• Record excerpts:
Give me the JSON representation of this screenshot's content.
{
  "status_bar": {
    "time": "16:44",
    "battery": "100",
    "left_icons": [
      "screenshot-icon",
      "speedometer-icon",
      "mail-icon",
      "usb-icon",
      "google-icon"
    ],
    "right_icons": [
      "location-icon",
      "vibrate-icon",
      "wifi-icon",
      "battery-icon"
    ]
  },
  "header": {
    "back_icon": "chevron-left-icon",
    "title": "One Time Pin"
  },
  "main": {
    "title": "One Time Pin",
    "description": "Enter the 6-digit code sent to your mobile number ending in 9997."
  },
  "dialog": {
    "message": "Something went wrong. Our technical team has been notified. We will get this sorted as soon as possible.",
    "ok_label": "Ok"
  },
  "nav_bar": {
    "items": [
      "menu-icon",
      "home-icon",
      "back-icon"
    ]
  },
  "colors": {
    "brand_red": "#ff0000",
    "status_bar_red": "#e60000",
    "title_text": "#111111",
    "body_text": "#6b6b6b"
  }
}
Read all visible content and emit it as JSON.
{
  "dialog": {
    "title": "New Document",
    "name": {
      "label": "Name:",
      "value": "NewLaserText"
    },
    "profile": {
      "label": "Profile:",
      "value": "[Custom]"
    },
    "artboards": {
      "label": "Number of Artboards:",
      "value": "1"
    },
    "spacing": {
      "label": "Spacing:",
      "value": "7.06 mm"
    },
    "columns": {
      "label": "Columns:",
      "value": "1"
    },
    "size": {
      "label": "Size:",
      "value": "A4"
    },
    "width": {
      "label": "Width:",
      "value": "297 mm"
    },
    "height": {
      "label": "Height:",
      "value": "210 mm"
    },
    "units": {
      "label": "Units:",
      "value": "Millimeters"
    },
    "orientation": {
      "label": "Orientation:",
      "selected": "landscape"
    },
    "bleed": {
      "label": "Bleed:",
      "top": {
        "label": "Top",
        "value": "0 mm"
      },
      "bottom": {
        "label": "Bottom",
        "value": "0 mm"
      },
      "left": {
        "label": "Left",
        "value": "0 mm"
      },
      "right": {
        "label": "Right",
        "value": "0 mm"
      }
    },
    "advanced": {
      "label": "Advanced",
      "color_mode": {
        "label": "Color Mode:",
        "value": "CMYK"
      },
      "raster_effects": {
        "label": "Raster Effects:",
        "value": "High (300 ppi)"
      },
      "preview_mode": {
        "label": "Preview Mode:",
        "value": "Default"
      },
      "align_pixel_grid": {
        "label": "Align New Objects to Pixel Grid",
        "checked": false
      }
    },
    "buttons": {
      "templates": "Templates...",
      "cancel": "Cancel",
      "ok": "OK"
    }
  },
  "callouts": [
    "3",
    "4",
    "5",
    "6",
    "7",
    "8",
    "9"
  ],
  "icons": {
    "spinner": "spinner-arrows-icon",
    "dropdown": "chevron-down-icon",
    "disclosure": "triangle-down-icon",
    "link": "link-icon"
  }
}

• What the exercise asks: Please give back all of the records exactly as written.

• Solution:
Give me the JSON representation of this screenshot's content.
{
  "status_bar": {
    "time": "16:44",
    "battery": "100",
    "left_icons": [
      "screenshot-icon",
      "speedometer-icon",
      "mail-icon",
      "usb-icon",
      "google-icon"
    ],
    "right_icons": [
      "location-icon",
      "vibrate-icon",
      "wifi-icon",
      "battery-icon"
    ]
  },
  "header": {
    "back_icon": "chevron-left-icon",
    "title": "One Time Pin"
  },
  "main": {
    "title": "One Time Pin",
    "description": "Enter the 6-digit code sent to your mobile number ending in 9997."
  },
  "dialog": {
    "message": "Something went wrong. Our technical team has been notified. We will get this sorted as soon as possible.",
    "ok_label": "Ok"
  },
  "nav_bar": {
    "items": [
      "menu-icon",
      "home-icon",
      "back-icon"
    ]
  },
  "colors": {
    "brand_red": "#ff0000",
    "status_bar_red": "#e60000",
    "title_text": "#111111",
    "body_text": "#6b6b6b"
  }
}
Read all visible content and emit it as JSON.
{
  "dialog": {
    "title": "New Document",
    "name": {
      "label": "Name:",
      "value": "NewLaserText"
    },
    "profile": {
      "label": "Profile:",
      "value": "[Custom]"
    },
    "artboards": {
      "label": "Number of Artboards:",
      "value": "1"
    },
    "spacing": {
      "label": "Spacing:",
      "value": "7.06 mm"
    },
    "columns": {
      "label": "Columns:",
      "value": "1"
    },
    "size": {
      "label": "Size:",
      "value": "A4"
    },
    "width": {
      "label": "Width:",
      "value": "297 mm"
    },
    "height": {
      "label": "Height:",
      "value": "210 mm"
    },
    "units": {
      "label": "Units:",
      "value": "Millimeters"
    },
    "orientation": {
      "label": "Orientation:",
      "selected": "landscape"
    },
    "bleed": {
      "label": "Bleed:",
      "top": {
        "label": "Top",
        "value": "0 mm"
      },
      "bottom": {
        "label": "Bottom",
        "value": "0 mm"
      },
      "left": {
        "label": "Left",
        "value": "0 mm"
      },
      "right": {
        "label": "Right",
        "value": "0 mm"
      }
    },
    "advanced": {
      "label": "Advanced",
      "color_mode": {
        "label": "Color Mode:",
        "value": "CMYK"
      },
      "raster_effects": {
        "label": "Raster Effects:",
        "value": "High (300 ppi)"
      },
      "preview_mode": {
        "label": "Preview Mode:",
        "value": "Default"
      },
      "align_pixel_grid": {
        "label": "Align New Objects to Pixel Grid",
        "checked": false
      }
    },
    "buttons": {
      "templates": "Templates...",
      "cancel": "Cancel",
      "ok": "OK"
    }
  },
  "callouts": [
    "3",
    "4",
    "5",
    "6",
    "7",
    "8",
    "9"
  ],
  "icons": {
    "spinner": "spinner-arrows-icon",
    "dropdown": "chevron-down-icon",
    "disclosure": "triangle-down-icon",
    "link": "link-icon"
  }
}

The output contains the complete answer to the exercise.